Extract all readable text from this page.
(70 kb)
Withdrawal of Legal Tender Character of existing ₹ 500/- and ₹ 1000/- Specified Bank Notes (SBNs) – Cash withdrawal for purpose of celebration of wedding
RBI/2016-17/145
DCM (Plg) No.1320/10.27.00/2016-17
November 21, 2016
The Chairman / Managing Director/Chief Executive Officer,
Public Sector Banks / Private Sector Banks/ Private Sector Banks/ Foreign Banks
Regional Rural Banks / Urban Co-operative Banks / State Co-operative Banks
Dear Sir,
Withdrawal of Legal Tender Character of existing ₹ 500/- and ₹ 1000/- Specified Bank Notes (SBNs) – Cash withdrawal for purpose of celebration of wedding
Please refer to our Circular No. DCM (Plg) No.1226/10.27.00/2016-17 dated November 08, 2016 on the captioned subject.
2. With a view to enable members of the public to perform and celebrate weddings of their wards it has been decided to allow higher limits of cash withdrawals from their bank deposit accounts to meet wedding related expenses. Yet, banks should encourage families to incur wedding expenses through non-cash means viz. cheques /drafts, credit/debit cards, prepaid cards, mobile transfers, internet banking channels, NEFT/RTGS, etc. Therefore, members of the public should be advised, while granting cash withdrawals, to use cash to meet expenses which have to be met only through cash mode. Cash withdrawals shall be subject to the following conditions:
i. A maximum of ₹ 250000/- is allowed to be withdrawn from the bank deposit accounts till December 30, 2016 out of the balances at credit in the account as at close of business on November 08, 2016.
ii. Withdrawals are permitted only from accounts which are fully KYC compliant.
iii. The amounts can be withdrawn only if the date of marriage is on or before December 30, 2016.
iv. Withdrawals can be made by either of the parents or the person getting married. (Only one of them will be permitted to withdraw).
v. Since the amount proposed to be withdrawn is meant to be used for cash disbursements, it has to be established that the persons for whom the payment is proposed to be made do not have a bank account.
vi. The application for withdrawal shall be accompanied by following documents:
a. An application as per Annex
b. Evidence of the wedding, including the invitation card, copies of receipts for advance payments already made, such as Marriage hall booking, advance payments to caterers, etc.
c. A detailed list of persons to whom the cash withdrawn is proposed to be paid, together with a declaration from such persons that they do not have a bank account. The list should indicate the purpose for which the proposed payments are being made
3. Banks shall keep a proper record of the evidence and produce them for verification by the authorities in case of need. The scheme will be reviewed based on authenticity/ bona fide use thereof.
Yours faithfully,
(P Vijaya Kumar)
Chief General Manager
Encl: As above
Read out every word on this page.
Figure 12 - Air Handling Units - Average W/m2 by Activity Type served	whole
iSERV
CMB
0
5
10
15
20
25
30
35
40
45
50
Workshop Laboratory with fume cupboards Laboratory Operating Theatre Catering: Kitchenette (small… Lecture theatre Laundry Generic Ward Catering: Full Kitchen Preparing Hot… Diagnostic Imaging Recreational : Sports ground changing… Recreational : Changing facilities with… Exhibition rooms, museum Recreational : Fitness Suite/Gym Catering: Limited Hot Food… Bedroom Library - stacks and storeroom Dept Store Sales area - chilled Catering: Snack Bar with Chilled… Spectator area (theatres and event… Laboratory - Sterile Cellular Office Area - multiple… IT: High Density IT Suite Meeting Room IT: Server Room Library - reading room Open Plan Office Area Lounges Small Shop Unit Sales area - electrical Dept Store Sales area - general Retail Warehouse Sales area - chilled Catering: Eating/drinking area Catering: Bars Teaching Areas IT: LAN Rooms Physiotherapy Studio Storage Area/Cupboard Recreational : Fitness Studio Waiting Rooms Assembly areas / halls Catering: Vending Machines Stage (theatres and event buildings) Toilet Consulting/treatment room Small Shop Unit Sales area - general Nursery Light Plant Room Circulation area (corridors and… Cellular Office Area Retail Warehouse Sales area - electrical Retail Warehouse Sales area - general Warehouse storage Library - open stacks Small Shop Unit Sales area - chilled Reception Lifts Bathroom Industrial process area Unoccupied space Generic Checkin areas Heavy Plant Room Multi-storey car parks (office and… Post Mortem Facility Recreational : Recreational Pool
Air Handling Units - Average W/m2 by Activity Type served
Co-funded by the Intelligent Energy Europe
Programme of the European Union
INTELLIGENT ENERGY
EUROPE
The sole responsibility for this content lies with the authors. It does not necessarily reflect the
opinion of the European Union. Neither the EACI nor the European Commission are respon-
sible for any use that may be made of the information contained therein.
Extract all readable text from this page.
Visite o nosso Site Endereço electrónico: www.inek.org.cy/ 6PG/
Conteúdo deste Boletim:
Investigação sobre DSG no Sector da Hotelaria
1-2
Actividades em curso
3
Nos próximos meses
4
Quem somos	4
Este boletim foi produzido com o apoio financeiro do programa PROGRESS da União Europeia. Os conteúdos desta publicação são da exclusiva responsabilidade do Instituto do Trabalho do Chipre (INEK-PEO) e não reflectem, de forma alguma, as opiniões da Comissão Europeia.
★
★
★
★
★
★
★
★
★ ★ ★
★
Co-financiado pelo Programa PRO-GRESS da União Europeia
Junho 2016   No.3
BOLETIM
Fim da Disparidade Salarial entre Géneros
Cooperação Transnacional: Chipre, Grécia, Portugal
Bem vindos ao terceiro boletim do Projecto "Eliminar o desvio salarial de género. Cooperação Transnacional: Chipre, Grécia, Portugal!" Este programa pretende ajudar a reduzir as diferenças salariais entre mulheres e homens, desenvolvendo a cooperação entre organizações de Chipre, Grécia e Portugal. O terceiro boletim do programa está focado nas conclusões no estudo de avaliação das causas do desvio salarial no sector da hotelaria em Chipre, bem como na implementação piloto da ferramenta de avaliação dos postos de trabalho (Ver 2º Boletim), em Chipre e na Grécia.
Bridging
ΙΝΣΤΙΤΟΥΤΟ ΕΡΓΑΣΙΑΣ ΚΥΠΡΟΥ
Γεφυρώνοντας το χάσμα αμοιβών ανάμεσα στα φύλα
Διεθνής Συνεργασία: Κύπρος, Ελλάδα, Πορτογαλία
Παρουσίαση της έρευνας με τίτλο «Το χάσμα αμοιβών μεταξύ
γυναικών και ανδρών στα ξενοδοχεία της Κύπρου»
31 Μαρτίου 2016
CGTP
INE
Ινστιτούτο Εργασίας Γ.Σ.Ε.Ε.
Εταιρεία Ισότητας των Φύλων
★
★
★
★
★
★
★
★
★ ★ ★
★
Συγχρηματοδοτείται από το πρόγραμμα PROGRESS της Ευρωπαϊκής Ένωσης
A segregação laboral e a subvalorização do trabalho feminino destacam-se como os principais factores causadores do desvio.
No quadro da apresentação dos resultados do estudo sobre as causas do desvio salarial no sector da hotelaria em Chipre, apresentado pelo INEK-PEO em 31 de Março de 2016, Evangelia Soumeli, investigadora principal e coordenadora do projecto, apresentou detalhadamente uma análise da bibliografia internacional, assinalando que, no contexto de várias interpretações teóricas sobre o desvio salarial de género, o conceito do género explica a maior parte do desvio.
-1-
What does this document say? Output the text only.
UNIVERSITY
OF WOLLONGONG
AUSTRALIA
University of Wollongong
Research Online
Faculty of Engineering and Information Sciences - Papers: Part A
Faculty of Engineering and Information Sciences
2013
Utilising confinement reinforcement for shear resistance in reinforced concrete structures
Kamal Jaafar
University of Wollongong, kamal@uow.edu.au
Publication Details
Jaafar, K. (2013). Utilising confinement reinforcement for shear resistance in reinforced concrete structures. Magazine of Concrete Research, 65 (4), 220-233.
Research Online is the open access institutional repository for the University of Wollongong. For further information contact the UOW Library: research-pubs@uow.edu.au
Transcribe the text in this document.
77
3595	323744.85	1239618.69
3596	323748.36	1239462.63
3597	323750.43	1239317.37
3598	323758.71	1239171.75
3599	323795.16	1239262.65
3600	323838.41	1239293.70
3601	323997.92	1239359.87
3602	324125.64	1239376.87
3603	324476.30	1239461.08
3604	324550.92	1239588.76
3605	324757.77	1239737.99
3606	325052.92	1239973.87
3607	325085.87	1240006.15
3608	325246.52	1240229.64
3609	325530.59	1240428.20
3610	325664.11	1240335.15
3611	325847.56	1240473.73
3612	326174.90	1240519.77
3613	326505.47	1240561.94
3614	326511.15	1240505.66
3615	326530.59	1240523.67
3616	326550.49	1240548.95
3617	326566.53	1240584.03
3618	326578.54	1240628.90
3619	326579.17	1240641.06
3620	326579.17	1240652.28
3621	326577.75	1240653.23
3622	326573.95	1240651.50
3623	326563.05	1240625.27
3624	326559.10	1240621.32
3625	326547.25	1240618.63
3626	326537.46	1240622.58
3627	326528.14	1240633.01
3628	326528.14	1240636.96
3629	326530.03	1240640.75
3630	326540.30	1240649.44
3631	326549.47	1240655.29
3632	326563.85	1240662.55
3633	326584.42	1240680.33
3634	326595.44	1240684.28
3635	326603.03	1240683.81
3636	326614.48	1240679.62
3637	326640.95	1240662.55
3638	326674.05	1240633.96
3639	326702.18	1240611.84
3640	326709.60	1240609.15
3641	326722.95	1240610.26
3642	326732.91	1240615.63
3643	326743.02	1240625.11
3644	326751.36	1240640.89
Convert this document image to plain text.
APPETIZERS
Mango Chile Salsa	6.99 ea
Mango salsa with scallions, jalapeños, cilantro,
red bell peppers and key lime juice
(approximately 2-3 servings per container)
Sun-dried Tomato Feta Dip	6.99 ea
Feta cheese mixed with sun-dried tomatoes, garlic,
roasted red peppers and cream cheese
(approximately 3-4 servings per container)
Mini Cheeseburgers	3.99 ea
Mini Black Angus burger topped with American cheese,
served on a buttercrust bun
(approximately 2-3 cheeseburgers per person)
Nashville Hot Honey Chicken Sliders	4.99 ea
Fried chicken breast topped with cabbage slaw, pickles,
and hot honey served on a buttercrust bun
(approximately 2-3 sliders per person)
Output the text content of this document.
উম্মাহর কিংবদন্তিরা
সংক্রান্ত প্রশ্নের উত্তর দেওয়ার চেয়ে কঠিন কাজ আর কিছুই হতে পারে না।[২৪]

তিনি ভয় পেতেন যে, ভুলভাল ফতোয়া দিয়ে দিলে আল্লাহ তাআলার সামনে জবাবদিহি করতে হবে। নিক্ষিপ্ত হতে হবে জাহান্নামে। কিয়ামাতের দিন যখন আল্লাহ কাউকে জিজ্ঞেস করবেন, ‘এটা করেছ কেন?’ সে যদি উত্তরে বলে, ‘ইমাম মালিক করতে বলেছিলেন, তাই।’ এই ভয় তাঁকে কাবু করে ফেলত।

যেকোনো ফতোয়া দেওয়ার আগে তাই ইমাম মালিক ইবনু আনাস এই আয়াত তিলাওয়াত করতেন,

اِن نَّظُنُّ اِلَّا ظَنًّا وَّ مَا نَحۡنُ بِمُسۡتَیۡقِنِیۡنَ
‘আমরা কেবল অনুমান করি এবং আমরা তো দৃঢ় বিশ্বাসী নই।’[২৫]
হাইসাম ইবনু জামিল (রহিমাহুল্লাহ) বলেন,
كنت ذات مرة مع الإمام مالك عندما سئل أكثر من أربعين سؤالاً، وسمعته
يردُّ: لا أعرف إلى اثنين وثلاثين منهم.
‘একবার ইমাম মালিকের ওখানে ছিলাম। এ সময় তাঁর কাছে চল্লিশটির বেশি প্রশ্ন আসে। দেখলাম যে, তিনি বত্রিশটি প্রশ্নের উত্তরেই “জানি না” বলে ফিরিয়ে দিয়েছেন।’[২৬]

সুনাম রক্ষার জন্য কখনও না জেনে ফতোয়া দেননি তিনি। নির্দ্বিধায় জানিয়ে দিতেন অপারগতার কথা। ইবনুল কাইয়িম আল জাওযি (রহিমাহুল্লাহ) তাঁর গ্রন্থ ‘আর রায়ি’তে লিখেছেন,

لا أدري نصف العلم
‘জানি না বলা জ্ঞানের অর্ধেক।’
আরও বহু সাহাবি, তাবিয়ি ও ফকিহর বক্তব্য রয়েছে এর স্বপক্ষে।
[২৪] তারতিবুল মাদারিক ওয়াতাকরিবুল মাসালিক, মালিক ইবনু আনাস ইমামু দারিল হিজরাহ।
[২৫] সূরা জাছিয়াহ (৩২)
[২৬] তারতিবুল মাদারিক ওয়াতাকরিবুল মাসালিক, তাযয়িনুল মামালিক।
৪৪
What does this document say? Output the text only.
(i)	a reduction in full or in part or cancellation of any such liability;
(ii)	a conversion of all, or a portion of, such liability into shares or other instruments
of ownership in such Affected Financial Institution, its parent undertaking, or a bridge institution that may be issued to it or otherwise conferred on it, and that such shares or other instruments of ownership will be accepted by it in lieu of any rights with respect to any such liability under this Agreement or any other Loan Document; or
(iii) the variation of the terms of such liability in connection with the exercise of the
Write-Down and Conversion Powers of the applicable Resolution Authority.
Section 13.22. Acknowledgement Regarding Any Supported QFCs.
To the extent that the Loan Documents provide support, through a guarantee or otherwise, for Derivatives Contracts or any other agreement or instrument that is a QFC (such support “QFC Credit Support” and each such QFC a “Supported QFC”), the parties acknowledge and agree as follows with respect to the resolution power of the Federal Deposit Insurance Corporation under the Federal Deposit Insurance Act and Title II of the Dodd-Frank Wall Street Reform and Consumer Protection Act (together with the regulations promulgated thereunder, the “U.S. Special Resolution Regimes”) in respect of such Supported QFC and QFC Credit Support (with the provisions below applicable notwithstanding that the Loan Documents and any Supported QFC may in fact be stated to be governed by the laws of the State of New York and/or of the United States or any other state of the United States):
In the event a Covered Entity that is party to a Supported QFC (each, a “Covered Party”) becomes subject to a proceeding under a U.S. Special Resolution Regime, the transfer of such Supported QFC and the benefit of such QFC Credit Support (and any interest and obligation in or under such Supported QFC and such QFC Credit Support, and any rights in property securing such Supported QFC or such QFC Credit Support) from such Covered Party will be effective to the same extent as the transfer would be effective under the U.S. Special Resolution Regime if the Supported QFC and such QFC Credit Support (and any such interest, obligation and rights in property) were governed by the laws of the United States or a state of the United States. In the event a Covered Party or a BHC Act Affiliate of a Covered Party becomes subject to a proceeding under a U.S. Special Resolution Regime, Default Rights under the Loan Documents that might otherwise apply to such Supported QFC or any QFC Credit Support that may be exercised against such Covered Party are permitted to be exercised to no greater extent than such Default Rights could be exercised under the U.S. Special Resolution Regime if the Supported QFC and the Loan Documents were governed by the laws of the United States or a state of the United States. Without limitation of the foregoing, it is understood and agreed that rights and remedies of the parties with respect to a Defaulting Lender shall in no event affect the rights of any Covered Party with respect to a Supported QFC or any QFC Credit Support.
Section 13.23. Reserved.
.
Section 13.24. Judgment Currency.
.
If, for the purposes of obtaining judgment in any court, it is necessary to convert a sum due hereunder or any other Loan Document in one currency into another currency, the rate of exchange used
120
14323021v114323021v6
--
TASK: Of the lines above, how many contain the string "November"? Only the number is required.

EXPECTED ANSWER: 3